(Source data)
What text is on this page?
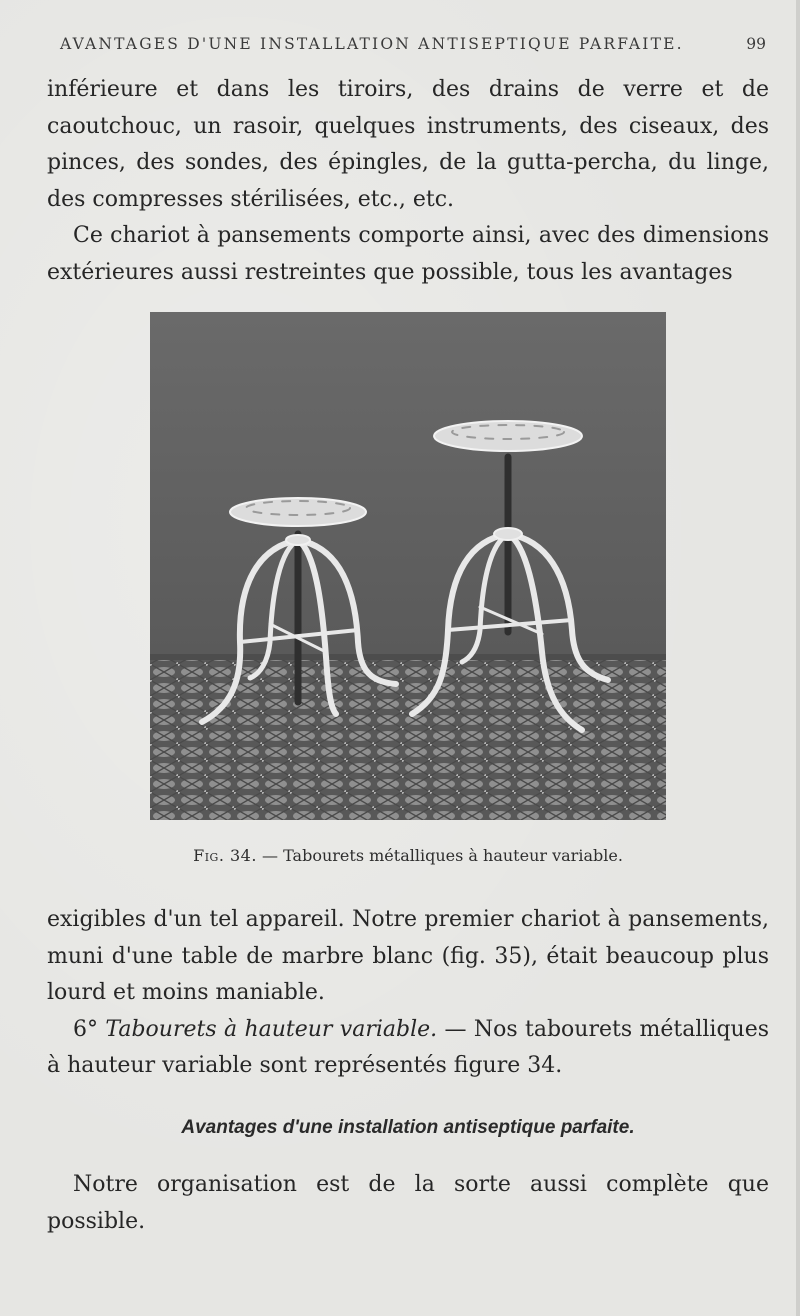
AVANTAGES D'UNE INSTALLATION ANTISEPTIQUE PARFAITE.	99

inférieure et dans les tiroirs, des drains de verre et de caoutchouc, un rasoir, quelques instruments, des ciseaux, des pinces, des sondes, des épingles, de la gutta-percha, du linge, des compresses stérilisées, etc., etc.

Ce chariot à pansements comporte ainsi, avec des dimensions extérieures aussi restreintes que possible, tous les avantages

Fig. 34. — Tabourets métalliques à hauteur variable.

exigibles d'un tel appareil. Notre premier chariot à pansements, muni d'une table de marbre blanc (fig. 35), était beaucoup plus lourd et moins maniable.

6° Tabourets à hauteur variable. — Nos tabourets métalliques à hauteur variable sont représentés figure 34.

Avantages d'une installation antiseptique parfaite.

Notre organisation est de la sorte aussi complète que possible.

Work instructions: Give the data again exactly as written, with all pictures left out.

Solution to this task:
What text is on this page?
AVANTAGES D'UNE INSTALLATION ANTISEPTIQUE PARFAITE.	99

inférieure et dans les tiroirs, des drains de verre et de caoutchouc, un rasoir, quelques instruments, des ciseaux, des pinces, des sondes, des épingles, de la gutta-percha, du linge, des compresses stérilisées, etc., etc.

Ce chariot à pansements comporte ainsi, avec des dimensions extérieures aussi restreintes que possible, tous les avantages

Fig. 34. — Tabourets métalliques à hauteur variable.

exigibles d'un tel appareil. Notre premier chariot à pansements, muni d'une table de marbre blanc (fig. 35), était beaucoup plus lourd et moins maniable.

6° Tabourets à hauteur variable. — Nos tabourets métalliques à hauteur variable sont représentés figure 34.

Avantages d'une installation antiseptique parfaite.

Notre organisation est de la sorte aussi complète que possible.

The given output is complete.